Start of Excerpt provided
Benfotiamine, a Synthetic S-acyl Thiamine Derivative, has Different Mechanisms of Action and a Different Pharmacological Profile Than Lipid-soluble Thiamine Disulfide Derivatives

Marie-Laure Volvert; Sandrine Seyen; Marie Piette; Brigitte Evrard; Marjorie Gangolf; Jean-Christophe Plumier; Lucien Bettendorff


BMC Pharmacol 

In This Article

Abstract and Background


Background: Lipid-soluble thiamine precursors have a much higher bioavailability than genuine thiamine and therefore are more suitable for therapeutic purposes. Benfotiamine (S-benzoylthiamine O-monophosphate), an amphiphilic S-acyl thiamine derivative, prevents the progression of diabetic complications, probably by increasing tissue levels of thiamine diphosphate and so enhancing transketolase activity. As the brain is particularly sensitive to thiamine deficiency, we wanted to test whether intracellular thiamine and thiamine phosphate levels are increased in the brain after oral benfotiamine administration.
Results: Benfotiamine that is practically insoluble in water, organic solvents or oil was solubilized in 200mM hydroxypropyl-ß-cyclodextrin and the mice received a single oral administration of 100mg/kg. Though thiamine levels rapidly increased in blood and liver to reach a maximum after one or two hours, no significant increase was observed in the brain. When mice received a daily oral administration of benfotiamine for 14 days, thiamine derivatives were increased significantly in the liver but not in the brain, compared to control mice. In addition, incubation of cultured neuroblastoma cells with 10 µM benfotiamine did not lead to increased intracellular thiamine levels. Moreover, in thiamine-depleted neuroblastoma cells, intracellular thiamine contents increased more rapidly after addition of thiamine to the culture medium than after addition of benfotiamine for which a lag period was observed.
Conclusion: Our results show that, though benfotiamine strongly increases thiamine levels in blood and liver, it has no significant effect in the brain. This would explain why beneficial effects of benfotiamine have only been observed in peripheral tissues, while sulbutiamine, a lipid-soluble thiamine disulfide derivative, that increases thiamine derivatives in the brain as well as in cultured cells, acts as a central nervous system drug. We propose that benfotiamine only penetrates the cells after dephosphorylation by intestinal alkaline phosphatases. It then enters the bloodstream as S-benzoylthiamine that is converted to thiamine in erythrocytes and in the liver. Benfotiamine, an S-acyl derivative practically insoluble in organic solvents, should therefore be differentiated from truly lipid-soluble thiamine disulfide derivatives (allithiamine and the synthetic sulbutiamine and fursultiamine) with a different mechanism of absorption and different pharmacological properties.
End of Excerpt provided
Transcribe the passage of the benfotiamine abstract from "Abstract and Background" up to and including "oral benfotiamine administration.", character for character.
Start of Dataset entries
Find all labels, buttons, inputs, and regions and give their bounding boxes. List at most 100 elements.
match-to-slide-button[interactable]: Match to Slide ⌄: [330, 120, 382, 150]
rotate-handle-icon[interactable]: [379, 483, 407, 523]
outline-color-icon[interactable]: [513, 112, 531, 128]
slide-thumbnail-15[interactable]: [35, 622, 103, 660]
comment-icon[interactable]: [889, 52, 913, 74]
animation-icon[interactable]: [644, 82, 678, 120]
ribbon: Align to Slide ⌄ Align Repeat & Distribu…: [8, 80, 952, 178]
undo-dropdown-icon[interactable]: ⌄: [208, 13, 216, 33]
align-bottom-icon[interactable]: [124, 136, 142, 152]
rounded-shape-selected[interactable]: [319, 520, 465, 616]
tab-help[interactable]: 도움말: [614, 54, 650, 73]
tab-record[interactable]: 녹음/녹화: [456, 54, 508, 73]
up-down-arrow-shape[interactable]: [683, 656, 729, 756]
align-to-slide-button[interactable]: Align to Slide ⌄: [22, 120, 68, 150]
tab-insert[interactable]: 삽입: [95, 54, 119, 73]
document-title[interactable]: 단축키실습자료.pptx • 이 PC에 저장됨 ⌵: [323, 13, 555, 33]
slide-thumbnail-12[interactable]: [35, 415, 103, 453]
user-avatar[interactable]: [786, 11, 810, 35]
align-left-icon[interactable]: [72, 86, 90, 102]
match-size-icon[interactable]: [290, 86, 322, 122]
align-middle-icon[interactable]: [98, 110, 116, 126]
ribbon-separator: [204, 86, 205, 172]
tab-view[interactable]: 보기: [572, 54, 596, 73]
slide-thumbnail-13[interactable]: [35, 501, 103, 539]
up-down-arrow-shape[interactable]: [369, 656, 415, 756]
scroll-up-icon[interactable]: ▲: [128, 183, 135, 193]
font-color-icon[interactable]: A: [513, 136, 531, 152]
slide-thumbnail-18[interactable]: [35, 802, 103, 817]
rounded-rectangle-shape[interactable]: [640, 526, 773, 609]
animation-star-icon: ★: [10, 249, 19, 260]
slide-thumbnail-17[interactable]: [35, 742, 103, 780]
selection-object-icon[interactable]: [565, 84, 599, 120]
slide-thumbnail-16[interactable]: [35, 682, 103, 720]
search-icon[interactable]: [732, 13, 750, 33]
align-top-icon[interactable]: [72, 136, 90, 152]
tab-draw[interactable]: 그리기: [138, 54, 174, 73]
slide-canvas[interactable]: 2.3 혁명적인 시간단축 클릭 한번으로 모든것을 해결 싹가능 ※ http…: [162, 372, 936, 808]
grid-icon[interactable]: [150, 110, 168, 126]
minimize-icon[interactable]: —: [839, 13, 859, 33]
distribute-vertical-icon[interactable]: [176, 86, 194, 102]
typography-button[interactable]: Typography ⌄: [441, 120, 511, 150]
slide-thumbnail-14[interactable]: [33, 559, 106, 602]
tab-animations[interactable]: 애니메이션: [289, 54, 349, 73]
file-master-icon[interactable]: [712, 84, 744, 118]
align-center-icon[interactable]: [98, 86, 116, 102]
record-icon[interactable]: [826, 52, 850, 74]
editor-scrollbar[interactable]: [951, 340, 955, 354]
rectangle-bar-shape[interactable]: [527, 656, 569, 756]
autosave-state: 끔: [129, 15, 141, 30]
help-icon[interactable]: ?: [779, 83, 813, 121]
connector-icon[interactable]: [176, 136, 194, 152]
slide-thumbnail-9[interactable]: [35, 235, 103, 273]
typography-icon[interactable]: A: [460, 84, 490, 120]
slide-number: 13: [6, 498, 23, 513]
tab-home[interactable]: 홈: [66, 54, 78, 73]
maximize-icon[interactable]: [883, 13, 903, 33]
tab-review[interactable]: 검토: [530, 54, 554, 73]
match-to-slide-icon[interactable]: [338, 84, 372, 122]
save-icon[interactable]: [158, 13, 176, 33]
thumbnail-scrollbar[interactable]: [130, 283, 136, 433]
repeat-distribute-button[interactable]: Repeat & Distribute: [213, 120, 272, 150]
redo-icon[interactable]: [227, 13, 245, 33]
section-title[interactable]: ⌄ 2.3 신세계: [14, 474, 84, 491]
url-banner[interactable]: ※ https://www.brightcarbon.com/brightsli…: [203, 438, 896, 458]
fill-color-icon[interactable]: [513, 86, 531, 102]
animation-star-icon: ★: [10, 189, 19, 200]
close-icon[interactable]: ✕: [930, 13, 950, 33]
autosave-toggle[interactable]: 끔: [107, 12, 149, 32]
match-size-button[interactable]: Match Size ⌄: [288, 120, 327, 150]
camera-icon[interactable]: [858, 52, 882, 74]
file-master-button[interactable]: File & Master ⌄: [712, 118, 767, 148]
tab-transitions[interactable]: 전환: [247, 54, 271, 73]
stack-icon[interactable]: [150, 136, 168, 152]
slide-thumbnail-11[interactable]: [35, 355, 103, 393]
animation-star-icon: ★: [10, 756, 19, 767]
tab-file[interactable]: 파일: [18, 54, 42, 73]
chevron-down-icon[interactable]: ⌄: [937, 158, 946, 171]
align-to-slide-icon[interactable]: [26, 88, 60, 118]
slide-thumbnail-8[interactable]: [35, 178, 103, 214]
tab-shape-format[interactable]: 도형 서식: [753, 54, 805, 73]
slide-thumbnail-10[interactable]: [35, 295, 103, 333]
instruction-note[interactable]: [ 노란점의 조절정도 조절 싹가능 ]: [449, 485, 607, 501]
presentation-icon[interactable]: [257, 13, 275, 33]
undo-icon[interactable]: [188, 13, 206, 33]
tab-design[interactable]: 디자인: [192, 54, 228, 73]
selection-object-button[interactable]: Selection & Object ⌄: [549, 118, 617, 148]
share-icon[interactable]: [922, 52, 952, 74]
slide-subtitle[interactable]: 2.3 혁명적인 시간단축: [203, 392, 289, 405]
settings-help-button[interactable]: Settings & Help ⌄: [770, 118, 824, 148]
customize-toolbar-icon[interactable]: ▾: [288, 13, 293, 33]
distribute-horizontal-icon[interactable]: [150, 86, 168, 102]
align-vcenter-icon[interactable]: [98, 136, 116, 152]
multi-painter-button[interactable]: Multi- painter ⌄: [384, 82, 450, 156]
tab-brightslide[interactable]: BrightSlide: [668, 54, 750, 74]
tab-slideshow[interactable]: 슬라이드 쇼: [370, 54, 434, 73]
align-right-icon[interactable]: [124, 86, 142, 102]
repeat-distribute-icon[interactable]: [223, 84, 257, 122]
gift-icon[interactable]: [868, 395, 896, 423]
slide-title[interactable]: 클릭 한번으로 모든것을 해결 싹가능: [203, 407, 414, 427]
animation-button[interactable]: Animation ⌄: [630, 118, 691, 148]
End of Dataset entries
Response below
Abstract and Background


Background: Lipid-soluble thiamine precursors have a much higher bioavailability than genuine thiamine and therefore are more suitable for therapeutic purposes. Benfotiamine (S-benzoylthiamine O-monophosphate), an amphiphilic S-acyl thiamine derivative, prevents the progression of diabetic complications, probably by increasing tissue levels of thiamine diphosphate and so enhancing transketolase activity. As the brain is particularly sensitive to thiamine deficiency, we wanted to test whether intracellular thiamine and thiamine phosphate levels are increased in the brain after oral benfotiamine administration.